__Exercise__. Below is a set of records; print all of them exactly as written.

Items from a data source
— BEGIN —
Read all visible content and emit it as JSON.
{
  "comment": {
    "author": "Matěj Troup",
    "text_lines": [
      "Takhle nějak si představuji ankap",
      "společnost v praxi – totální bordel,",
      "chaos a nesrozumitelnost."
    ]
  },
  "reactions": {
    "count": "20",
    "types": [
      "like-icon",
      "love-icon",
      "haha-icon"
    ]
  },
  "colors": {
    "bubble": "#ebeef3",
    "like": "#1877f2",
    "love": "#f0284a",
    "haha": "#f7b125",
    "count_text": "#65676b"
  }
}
— END —
__Solution__.
Read all visible content and emit it as JSON.
{
  "comment": {
    "author": "Matěj Troup",
    "text_lines": [
      "Takhle nějak si představuji ankap",
      "společnost v praxi – totální bordel,",
      "chaos a nesrozumitelnost."
    ]
  },
  "reactions": {
    "count": "20",
    "types": [
      "like-icon",
      "love-icon",
      "haha-icon"
    ]
  },
  "colors": {
    "bubble": "#ebeef3",
    "like": "#1877f2",
    "love": "#f0284a",
    "haha": "#f7b125",
    "count_text": "#65676b"
  }
}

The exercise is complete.